▸ **EXERCISE BRIEF**
Copy, in full, each line of the material that holds the word "cohésion".

(Lines of data)

━━━━━━

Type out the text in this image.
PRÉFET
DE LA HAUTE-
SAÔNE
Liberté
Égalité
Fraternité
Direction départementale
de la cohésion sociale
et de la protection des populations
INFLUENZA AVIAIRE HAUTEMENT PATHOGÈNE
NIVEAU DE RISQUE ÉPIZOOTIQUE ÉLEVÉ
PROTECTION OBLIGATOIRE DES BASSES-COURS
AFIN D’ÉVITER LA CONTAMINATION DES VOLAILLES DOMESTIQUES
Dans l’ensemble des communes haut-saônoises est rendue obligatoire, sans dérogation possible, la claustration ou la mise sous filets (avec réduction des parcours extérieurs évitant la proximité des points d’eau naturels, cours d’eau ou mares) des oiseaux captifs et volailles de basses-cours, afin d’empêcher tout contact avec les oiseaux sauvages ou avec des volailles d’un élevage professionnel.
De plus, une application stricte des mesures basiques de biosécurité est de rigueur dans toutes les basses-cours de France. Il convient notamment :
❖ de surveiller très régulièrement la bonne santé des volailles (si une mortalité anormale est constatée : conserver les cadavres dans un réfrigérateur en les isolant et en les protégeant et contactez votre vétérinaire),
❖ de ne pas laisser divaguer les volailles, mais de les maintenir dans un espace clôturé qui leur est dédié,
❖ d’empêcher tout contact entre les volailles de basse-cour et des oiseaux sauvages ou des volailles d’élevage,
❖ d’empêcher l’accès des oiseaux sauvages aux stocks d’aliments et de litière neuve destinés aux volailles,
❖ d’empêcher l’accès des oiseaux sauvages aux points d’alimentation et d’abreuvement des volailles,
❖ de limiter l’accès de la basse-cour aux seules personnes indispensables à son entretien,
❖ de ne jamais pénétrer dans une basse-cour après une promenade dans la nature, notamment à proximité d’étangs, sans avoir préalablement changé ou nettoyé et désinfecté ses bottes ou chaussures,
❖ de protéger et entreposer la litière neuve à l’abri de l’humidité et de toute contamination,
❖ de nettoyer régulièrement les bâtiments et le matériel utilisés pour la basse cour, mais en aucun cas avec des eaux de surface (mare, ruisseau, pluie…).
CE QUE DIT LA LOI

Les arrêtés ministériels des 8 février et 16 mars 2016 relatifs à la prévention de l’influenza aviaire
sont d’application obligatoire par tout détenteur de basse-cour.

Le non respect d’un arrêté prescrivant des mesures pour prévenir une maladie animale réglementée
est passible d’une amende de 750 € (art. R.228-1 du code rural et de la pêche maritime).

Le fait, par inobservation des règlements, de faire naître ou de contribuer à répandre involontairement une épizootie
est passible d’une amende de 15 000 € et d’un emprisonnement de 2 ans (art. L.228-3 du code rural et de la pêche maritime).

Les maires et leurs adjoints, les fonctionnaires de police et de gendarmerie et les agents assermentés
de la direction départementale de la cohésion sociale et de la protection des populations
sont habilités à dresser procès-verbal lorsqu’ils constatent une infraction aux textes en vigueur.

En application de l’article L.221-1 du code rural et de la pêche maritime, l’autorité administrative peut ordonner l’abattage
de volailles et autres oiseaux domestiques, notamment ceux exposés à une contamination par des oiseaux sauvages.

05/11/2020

━━━━━━

▸ **ANSWER IN FULL**
de la cohésion sociale
de la direction départementale de la cohésion sociale et de la protection des populations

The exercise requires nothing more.